Tasks for this exercise ▸
1 > Check each statement against the passage on stellar populations as abundance indicators. For each, answer yes or no and quote the words that decide it.
(a) No supergiants later than spectral type M1 are detected in the SMC.
(b) The numerical ratio B/R goes down as metallicity goes up.
(c) The colors of SMC cepheids at a given period point to a uniform metal deficiency by a factor of about 4.
2 > In the passage on stellar populations as abundance indicators, what two things besides composition affect most population characteristics, at least in principle?
3 > Go on with the passage on stellar populations as abundance indicators from where it stops.

Selected passage START

Many of the statistical characteristics of stellar populations are
abundance-related and can be used (with due precautions) as abundance
indicators within (and occasionally beyond) the Local Group. These
have been reviewed by
van den Bergh (1975)
and will not be discussed
in detail here, but they include the systematics of color-magnitude
diagrams, the period and color distributions of cepheids (cf.
Iben & Tuggle 1975)
and other variables, and the color distribution of supergiants (cf.
Humphries & Davidson
1979),
with the numerical ratio
B/R increasing with metallicity although in the metal-weak
SMC no supergiants are detected with spectral type
later than M1
(Humphries 1979).
Most of these population characteristics are affected (in
principle at least) by age and initial mass function as well as
composition (the latter in itself possibly involving more than one
parameter), but in some cases there is hope that these can eventually
be sorted out (cf.
Kraft 1979
on the "second parameter" in globular
clusters). Thus, the "thick" giant branches in the Sculptor, Fornax,
and Ursa Minor dwarf systems have been taken as an
indication of a metallicity range similar to that in
Cen
(Norris & Bessell
1978,
Demers, Kunkel & Hardy
1979),
while the colors of SMC cepheids at a
given period indicate a uniform metal deficiency by a factor of about 4
(Gascoigne 1969,
Bell & Parsons 1972,
1974).
The H-R diagrams of clusters in the Magellanic Clouds (cf.
van den Bergh 1975)

Selected passage END
Source data START

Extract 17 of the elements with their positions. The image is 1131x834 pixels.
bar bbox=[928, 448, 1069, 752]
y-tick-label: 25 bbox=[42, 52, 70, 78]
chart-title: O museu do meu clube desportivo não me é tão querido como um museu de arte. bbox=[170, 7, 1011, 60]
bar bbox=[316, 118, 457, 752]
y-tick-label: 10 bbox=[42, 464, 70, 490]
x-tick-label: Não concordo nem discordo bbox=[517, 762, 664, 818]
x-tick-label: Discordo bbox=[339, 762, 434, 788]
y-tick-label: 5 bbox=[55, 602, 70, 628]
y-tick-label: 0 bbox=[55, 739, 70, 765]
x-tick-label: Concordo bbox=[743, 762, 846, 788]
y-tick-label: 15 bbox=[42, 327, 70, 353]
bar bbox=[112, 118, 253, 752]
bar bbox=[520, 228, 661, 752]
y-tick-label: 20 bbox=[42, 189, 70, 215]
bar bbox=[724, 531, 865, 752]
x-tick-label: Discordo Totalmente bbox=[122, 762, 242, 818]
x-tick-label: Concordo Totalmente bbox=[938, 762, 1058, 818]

Source data END

Written answers ▸
1 >
(a) Yes: "in the metal-weak SMC no supergiants are detected with spectral type later than M1"
(b) No: "the numerical ratio B/R increasing with metallicity"
(c) Yes: "the colors of SMC cepheids at a given period indicate a uniform metal deficiency by a factor of about 4"

2 > Age and initial mass function.

3 >
have been
subjected to many conflicting interpretations which we do not have
space to review here. The brightest and reddest stars of intermediate
age in the Clouds are carbon stars
(Feast & Lloyd Evans
1973,
Blanco, Blanco &
McCarthy 1978,
Mould & Aaronson 1979,
1980)
with Mbol
- 5, as
are those in Fornax
(Demers & Kunkel 1979,
Aaronson & Mould 1980)
and Sculptor
(Westerlund 1979).
Infrared photometry of these very red
stars provides a powerful age indicator based on the systematics of
the AGB which implies that these stars are more massive and hence
younger than stars of similar metallicity in Galactic globular
clusters and that the metallicity spread in Fornax and the Clouds is
associated with a significant age spread (cf.
Norris & Zinn 1975);
this is in agreement with the classification of spectral scans of the
integrated light of Magellanic Cloud clusters by
Searle, Wilkinson &
Bagnuolo (1980)
which implies a quite smooth one-to-one correspondence
between these two parameters.